* Short task
Give the records back in full, exactly as they read.

* Data extract
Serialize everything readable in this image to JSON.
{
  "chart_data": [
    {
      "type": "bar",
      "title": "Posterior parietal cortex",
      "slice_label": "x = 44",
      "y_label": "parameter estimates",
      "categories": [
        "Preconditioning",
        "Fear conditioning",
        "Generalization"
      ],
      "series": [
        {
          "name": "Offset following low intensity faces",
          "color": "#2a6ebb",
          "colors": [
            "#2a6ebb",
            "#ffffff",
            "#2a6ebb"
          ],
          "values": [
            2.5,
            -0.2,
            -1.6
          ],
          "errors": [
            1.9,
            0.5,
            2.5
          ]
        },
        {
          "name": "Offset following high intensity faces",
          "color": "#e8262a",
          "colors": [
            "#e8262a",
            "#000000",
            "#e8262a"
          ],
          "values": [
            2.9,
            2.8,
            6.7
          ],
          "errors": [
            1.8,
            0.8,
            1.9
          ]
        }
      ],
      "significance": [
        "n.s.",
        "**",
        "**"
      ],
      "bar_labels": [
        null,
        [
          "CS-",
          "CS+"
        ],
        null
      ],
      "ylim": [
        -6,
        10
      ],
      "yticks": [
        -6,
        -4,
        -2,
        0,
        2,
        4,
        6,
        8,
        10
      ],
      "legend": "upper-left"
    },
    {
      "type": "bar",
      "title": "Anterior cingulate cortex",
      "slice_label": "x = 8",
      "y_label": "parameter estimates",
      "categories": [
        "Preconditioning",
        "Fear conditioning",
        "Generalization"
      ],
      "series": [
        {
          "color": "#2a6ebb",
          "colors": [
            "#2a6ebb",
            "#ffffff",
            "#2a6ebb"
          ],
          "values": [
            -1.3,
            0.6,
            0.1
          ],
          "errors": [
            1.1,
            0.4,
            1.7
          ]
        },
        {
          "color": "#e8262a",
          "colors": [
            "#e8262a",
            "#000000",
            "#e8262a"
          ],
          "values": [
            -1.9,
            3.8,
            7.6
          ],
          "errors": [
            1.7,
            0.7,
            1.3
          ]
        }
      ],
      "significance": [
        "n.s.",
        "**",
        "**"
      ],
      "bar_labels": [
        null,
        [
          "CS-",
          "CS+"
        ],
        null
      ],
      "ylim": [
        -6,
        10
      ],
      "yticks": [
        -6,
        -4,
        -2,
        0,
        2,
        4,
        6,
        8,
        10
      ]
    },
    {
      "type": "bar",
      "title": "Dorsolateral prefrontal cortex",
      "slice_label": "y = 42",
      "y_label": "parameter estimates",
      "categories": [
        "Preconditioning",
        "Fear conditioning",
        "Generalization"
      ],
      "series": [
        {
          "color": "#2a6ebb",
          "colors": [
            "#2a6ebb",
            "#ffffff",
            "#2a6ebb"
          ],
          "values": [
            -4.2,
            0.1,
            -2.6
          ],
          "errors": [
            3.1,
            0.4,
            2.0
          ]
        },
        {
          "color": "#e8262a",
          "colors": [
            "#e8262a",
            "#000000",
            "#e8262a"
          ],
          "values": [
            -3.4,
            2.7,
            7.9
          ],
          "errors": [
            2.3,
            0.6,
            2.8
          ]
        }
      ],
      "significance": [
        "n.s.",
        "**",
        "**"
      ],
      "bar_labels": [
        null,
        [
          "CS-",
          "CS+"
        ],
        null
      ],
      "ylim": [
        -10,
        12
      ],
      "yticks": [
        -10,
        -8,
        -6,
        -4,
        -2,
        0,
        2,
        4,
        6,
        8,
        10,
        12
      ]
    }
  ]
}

* Reply to the task
Serialize everything readable in this image to JSON.
{
  "chart_data": [
    {
      "type": "bar",
      "title": "Posterior parietal cortex",
      "slice_label": "x = 44",
      "y_label": "parameter estimates",
      "categories": [
        "Preconditioning",
        "Fear conditioning",
        "Generalization"
      ],
      "series": [
        {
          "name": "Offset following low intensity faces",
          "color": "#2a6ebb",
          "colors": [
            "#2a6ebb",
            "#ffffff",
            "#2a6ebb"
          ],
          "values": [
            2.5,
            -0.2,
            -1.6
          ],
          "errors": [
            1.9,
            0.5,
            2.5
          ]
        },
        {
          "name": "Offset following high intensity faces",
          "color": "#e8262a",
          "colors": [
            "#e8262a",
            "#000000",
            "#e8262a"
          ],
          "values": [
            2.9,
            2.8,
            6.7
          ],
          "errors": [
            1.8,
            0.8,
            1.9
          ]
        }
      ],
      "significance": [
        "n.s.",
        "**",
        "**"
      ],
      "bar_labels": [
        null,
        [
          "CS-",
          "CS+"
        ],
        null
      ],
      "ylim": [
        -6,
        10
      ],
      "yticks": [
        -6,
        -4,
        -2,
        0,
        2,
        4,
        6,
        8,
        10
      ],
      "legend": "upper-left"
    },
    {
      "type": "bar",
      "title": "Anterior cingulate cortex",
      "slice_label": "x = 8",
      "y_label": "parameter estimates",
      "categories": [
        "Preconditioning",
        "Fear conditioning",
        "Generalization"
      ],
      "series": [
        {
          "color": "#2a6ebb",
          "colors": [
            "#2a6ebb",
            "#ffffff",
            "#2a6ebb"
          ],
          "values": [
            -1.3,
            0.6,
            0.1
          ],
          "errors": [
            1.1,
            0.4,
            1.7
          ]
        },
        {
          "color": "#e8262a",
          "colors": [
            "#e8262a",
            "#000000",
            "#e8262a"
          ],
          "values": [
            -1.9,
            3.8,
            7.6
          ],
          "errors": [
            1.7,
            0.7,
            1.3
          ]
        }
      ],
      "significance": [
        "n.s.",
        "**",
        "**"
      ],
      "bar_labels": [
        null,
        [
          "CS-",
          "CS+"
        ],
        null
      ],
      "ylim": [
        -6,
        10
      ],
      "yticks": [
        -6,
        -4,
        -2,
        0,
        2,
        4,
        6,
        8,
        10
      ]
    },
    {
      "type": "bar",
      "title": "Dorsolateral prefrontal cortex",
      "slice_label": "y = 42",
      "y_label": "parameter estimates",
      "categories": [
        "Preconditioning",
        "Fear conditioning",
        "Generalization"
      ],
      "series": [
        {
          "color": "#2a6ebb",
          "colors": [
            "#2a6ebb",
            "#ffffff",
            "#2a6ebb"
          ],
          "values": [
            -4.2,
            0.1,
            -2.6
          ],
          "errors": [
            3.1,
            0.4,
            2.0
          ]
        },
        {
          "color": "#e8262a",
          "colors": [
            "#e8262a",
            "#000000",
            "#e8262a"
          ],
          "values": [
            -3.4,
            2.7,
            7.9
          ],
          "errors": [
            2.3,
            0.6,
            2.8
          ]
        }
      ],
      "significance": [
        "n.s.",
        "**",
        "**"
      ],
      "bar_labels": [
        null,
        [
          "CS-",
          "CS+"
        ],
        null
      ],
      "ylim": [
        -10,
        12
      ],
      "yticks": [
        -10,
        -8,
        -6,
        -4,
        -2,
        0,
        2,
        4,
        6,
        8,
        10,
        12
      ]
    }
  ]
}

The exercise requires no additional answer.